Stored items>
════════════════════
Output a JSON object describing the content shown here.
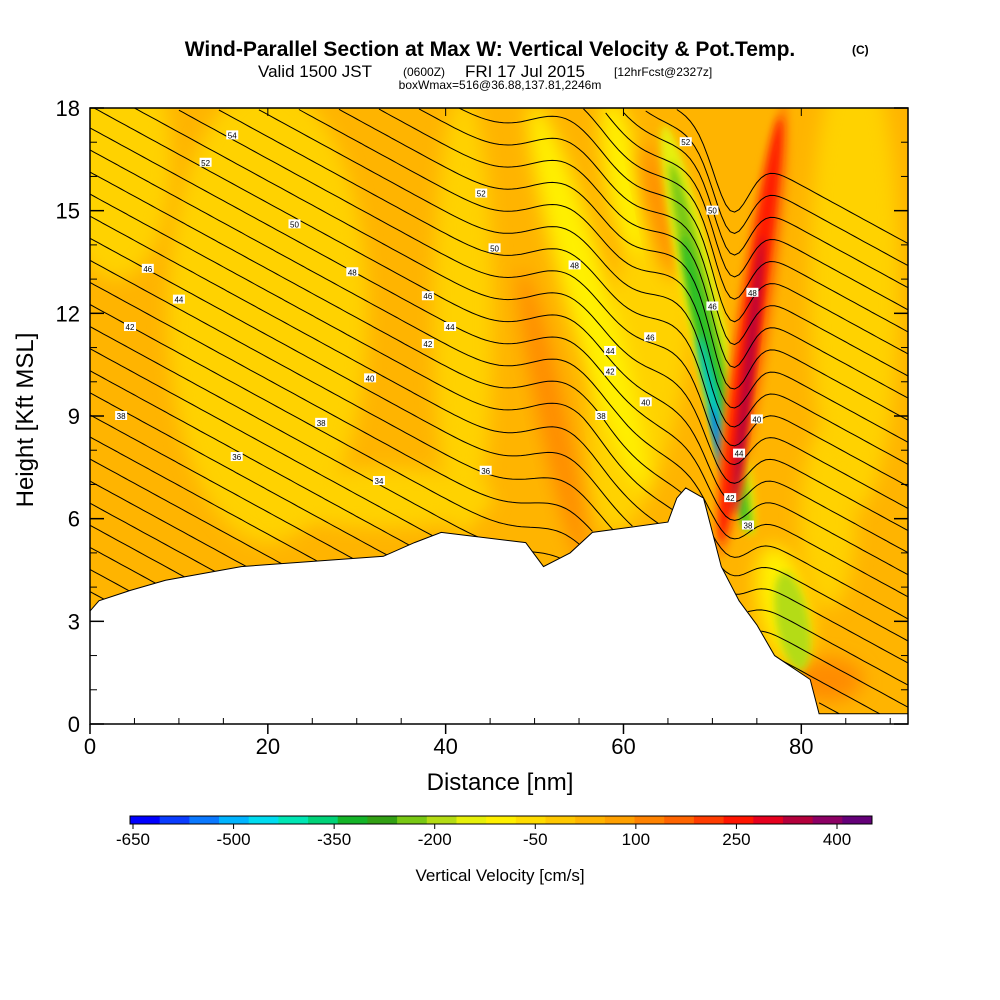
{
  "header": {
    "title": "Wind-Parallel Section at Max W: Vertical Velocity & Pot.Temp.",
    "copyright": "(C)",
    "valid_prefix": "Valid 1500 JST",
    "valid_z": "(0600Z)",
    "valid_date": "FRI 17 Jul 2015",
    "forecast": "[12hrFcst@2327z]",
    "box_info": "boxWmax=516@36.88,137.81,2246m"
  },
  "colors": {
    "orange": "#ffb400",
    "gold": "#ffd200",
    "yellow": "#fff000",
    "deep_orange": "#ff8c00",
    "red": "#ff1e00",
    "dark_red": "#b4003c",
    "green": "#28be28",
    "cyan": "#00c8c8",
    "blue": "#0064ff",
    "terrain": "#ffffff"
  },
  "chart_data": {
    "type": "heatmap",
    "xlabel": "Distance [nm]",
    "ylabel": "Height [Kft MSL]",
    "xlim": [
      0,
      92
    ],
    "ylim": [
      0,
      18
    ],
    "xticks": [
      "0",
      "20",
      "40",
      "60",
      "80"
    ],
    "yticks": [
      "0",
      "3",
      "6",
      "9",
      "12",
      "15",
      "18"
    ],
    "colorbar": {
      "label": "Vertical Velocity [cm/s]",
      "tick_labels": [
        "-650",
        "-500",
        "-350",
        "-200",
        "-50",
        "100",
        "250",
        "400"
      ],
      "colors": [
        "#0000ff",
        "#0a3cff",
        "#0a78ff",
        "#00b4ff",
        "#00dcf0",
        "#00e6b4",
        "#00d278",
        "#14b428",
        "#32a014",
        "#78c814",
        "#b4dc14",
        "#e6f00a",
        "#fff000",
        "#ffdc00",
        "#ffc800",
        "#ffb400",
        "#ffa000",
        "#ff8200",
        "#ff6400",
        "#ff3c00",
        "#ff1400",
        "#e6001e",
        "#b4003c",
        "#8c0064",
        "#640078"
      ]
    },
    "terrain_profile": [
      {
        "x": 0,
        "y": 3.3
      },
      {
        "x": 1,
        "y": 3.6
      },
      {
        "x": 4.5,
        "y": 3.9
      },
      {
        "x": 8.5,
        "y": 4.2
      },
      {
        "x": 17,
        "y": 4.6
      },
      {
        "x": 33,
        "y": 4.9
      },
      {
        "x": 36.5,
        "y": 5.3
      },
      {
        "x": 39.5,
        "y": 5.6
      },
      {
        "x": 49,
        "y": 5.3
      },
      {
        "x": 51,
        "y": 4.6
      },
      {
        "x": 54,
        "y": 5.0
      },
      {
        "x": 56.5,
        "y": 5.6
      },
      {
        "x": 65,
        "y": 5.9
      },
      {
        "x": 66,
        "y": 6.6
      },
      {
        "x": 67,
        "y": 6.9
      },
      {
        "x": 69,
        "y": 6.6
      },
      {
        "x": 71,
        "y": 4.6
      },
      {
        "x": 73,
        "y": 3.6
      },
      {
        "x": 75,
        "y": 2.9
      },
      {
        "x": 77,
        "y": 2.0
      },
      {
        "x": 81,
        "y": 1.3
      },
      {
        "x": 82,
        "y": 0.3
      },
      {
        "x": 92,
        "y": 0.3
      }
    ],
    "theta_contour_labels": [
      {
        "text": "54",
        "x": 16,
        "y": 17.2
      },
      {
        "text": "52",
        "x": 13,
        "y": 16.4
      },
      {
        "text": "50",
        "x": 23,
        "y": 14.6
      },
      {
        "text": "46",
        "x": 6.5,
        "y": 13.3
      },
      {
        "text": "44",
        "x": 10,
        "y": 12.4
      },
      {
        "text": "42",
        "x": 4.5,
        "y": 11.6
      },
      {
        "text": "48",
        "x": 29.5,
        "y": 13.2
      },
      {
        "text": "52",
        "x": 44,
        "y": 15.5
      },
      {
        "text": "50",
        "x": 45.5,
        "y": 13.9
      },
      {
        "text": "46",
        "x": 38,
        "y": 12.5
      },
      {
        "text": "44",
        "x": 40.5,
        "y": 11.6
      },
      {
        "text": "42",
        "x": 38,
        "y": 11.1
      },
      {
        "text": "40",
        "x": 31.5,
        "y": 10.1
      },
      {
        "text": "38",
        "x": 3.5,
        "y": 9.0
      },
      {
        "text": "38",
        "x": 26,
        "y": 8.8
      },
      {
        "text": "36",
        "x": 16.5,
        "y": 7.8
      },
      {
        "text": "36",
        "x": 44.5,
        "y": 7.4
      },
      {
        "text": "34",
        "x": 32.5,
        "y": 7.1
      },
      {
        "text": "48",
        "x": 54.5,
        "y": 13.4
      },
      {
        "text": "44",
        "x": 58.5,
        "y": 10.9
      },
      {
        "text": "46",
        "x": 63,
        "y": 11.3
      },
      {
        "text": "42",
        "x": 58.5,
        "y": 10.3
      },
      {
        "text": "40",
        "x": 62.5,
        "y": 9.4
      },
      {
        "text": "38",
        "x": 57.5,
        "y": 9.0
      },
      {
        "text": "52",
        "x": 67,
        "y": 17.0
      },
      {
        "text": "50",
        "x": 70,
        "y": 15.0
      },
      {
        "text": "46",
        "x": 70,
        "y": 12.2
      },
      {
        "text": "48",
        "x": 74.5,
        "y": 12.6
      },
      {
        "text": "40",
        "x": 75,
        "y": 8.9
      },
      {
        "text": "44",
        "x": 73,
        "y": 7.9
      },
      {
        "text": "42",
        "x": 72,
        "y": 6.6
      },
      {
        "text": "38",
        "x": 74,
        "y": 5.8
      }
    ]
  }
}
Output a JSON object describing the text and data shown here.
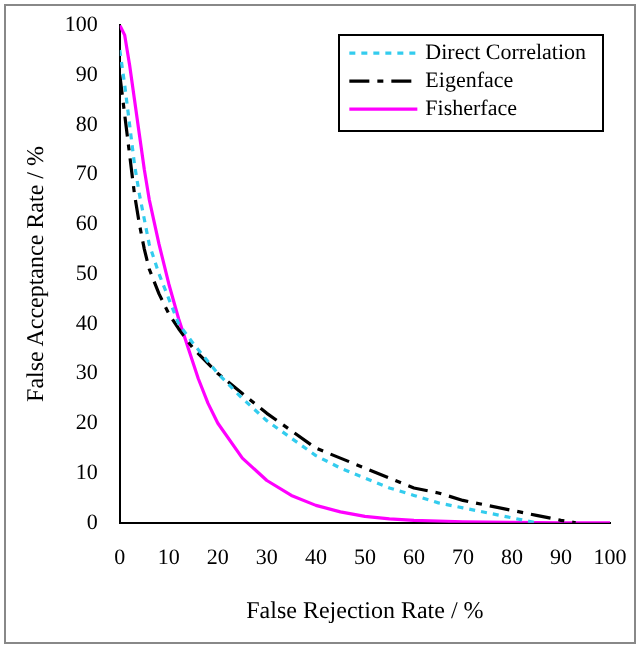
{
  "chart_data": {
    "type": "line",
    "xlabel": "False Rejection Rate / %",
    "ylabel": "False Acceptance Rate / %",
    "xlim": [
      0,
      100
    ],
    "ylim": [
      0,
      100
    ],
    "xticks": [
      0,
      10,
      20,
      30,
      40,
      50,
      60,
      70,
      80,
      90,
      100
    ],
    "yticks": [
      0,
      10,
      20,
      30,
      40,
      50,
      60,
      70,
      80,
      90,
      100
    ],
    "grid": false,
    "legend": "top right",
    "marker": "none",
    "series": [
      {
        "name": "Direct Correlation",
        "color": "#33ccee",
        "line_style": "dotted",
        "x": [
          0,
          1,
          2,
          3,
          4,
          5,
          6,
          8,
          10,
          12,
          15,
          20,
          25,
          30,
          35,
          40,
          45,
          50,
          55,
          60,
          65,
          70,
          75,
          80,
          85
        ],
        "values": [
          95,
          88,
          80,
          72,
          66,
          61,
          56,
          50,
          45,
          40,
          36,
          30,
          25,
          20.5,
          17,
          13.5,
          11,
          9,
          7,
          5.5,
          4,
          3,
          2,
          1,
          0
        ]
      },
      {
        "name": "Eigenface",
        "color": "#000000",
        "line_style": "dashdot",
        "x": [
          0,
          1,
          2,
          3,
          4,
          5,
          6,
          8,
          10,
          12,
          15,
          20,
          25,
          30,
          35,
          40,
          45,
          50,
          55,
          60,
          65,
          70,
          75,
          80,
          85,
          90,
          93
        ],
        "values": [
          90,
          82,
          74,
          66,
          60,
          55,
          51,
          46,
          42,
          39,
          35,
          30,
          26,
          22,
          18.5,
          15,
          13,
          11,
          9,
          7,
          6,
          4.5,
          3.5,
          2.5,
          1.5,
          0.5,
          0
        ]
      },
      {
        "name": "Fisherface",
        "color": "#ff00ff",
        "line_style": "solid",
        "x": [
          0,
          1,
          2,
          3,
          4,
          5,
          6,
          8,
          10,
          12,
          14,
          16,
          18,
          20,
          25,
          30,
          35,
          40,
          45,
          50,
          55,
          60,
          70,
          80,
          90,
          100
        ],
        "values": [
          100,
          98,
          92,
          85,
          78,
          71,
          65,
          56,
          48,
          41,
          35,
          29,
          24,
          20,
          13,
          8.5,
          5.5,
          3.5,
          2.2,
          1.3,
          0.8,
          0.5,
          0.2,
          0.1,
          0,
          0
        ]
      }
    ]
  }
}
════════════════════
Objective>
Check every line of the data above for the string "Rate", and copy those that have it.

Solution for this task>
    "xlabel": "False Rejection Rate / %",
    "ylabel": "False Acceptance Rate / %",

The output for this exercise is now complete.